## EXERCISE DESCRIPTION
Filter the entries and keep only the lines where the string "Wrap" appears.

(Stored entries)
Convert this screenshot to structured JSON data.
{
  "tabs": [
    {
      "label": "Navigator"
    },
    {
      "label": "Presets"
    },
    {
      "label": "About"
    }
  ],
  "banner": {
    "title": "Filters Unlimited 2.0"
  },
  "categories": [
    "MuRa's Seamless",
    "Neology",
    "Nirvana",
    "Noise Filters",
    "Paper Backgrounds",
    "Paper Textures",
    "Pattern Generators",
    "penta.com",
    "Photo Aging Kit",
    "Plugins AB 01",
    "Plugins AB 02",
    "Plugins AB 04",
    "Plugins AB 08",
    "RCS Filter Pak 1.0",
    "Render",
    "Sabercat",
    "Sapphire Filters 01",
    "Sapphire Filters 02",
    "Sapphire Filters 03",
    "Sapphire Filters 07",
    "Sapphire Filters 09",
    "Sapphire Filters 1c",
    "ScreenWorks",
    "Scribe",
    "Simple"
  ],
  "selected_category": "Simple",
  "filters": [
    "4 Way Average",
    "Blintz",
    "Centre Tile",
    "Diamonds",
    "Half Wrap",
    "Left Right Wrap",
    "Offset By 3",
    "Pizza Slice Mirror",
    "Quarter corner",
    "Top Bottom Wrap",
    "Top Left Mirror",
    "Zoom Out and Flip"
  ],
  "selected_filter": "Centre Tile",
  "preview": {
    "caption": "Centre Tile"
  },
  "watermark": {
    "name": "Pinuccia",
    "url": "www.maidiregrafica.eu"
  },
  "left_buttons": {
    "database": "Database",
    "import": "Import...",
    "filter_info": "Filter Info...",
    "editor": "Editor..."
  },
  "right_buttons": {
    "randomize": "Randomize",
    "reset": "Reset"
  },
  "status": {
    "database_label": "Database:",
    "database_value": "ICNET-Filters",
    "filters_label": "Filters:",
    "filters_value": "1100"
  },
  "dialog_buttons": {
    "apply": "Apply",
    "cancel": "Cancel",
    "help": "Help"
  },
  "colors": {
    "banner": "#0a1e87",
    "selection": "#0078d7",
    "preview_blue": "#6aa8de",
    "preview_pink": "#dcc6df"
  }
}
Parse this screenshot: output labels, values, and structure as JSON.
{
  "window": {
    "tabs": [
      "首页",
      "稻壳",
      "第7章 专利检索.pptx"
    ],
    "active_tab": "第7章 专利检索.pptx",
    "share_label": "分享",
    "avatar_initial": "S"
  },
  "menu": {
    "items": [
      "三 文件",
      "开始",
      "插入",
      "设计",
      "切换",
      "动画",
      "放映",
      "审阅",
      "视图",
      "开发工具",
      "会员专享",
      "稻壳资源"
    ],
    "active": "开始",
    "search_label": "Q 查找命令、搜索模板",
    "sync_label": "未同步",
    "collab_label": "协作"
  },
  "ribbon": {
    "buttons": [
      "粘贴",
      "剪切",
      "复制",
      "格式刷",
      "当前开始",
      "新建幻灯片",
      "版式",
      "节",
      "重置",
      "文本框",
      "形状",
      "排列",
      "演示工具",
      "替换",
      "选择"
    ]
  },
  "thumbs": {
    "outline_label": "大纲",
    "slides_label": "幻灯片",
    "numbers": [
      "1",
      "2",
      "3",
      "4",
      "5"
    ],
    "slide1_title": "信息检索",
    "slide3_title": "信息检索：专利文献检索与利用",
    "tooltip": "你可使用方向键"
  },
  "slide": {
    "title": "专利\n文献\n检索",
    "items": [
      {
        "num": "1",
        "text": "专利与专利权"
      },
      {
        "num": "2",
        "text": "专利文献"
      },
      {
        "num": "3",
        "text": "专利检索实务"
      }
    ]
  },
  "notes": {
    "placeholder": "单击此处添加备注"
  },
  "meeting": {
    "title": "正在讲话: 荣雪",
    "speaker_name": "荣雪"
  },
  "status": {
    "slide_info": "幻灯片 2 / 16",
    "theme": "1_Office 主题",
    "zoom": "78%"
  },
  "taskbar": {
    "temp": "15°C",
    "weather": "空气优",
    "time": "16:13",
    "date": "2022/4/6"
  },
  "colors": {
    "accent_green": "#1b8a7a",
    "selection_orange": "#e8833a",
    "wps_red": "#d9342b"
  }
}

## ANSWER
    "Half Wrap",
    "Left Right Wrap",
    "Top Bottom Wrap",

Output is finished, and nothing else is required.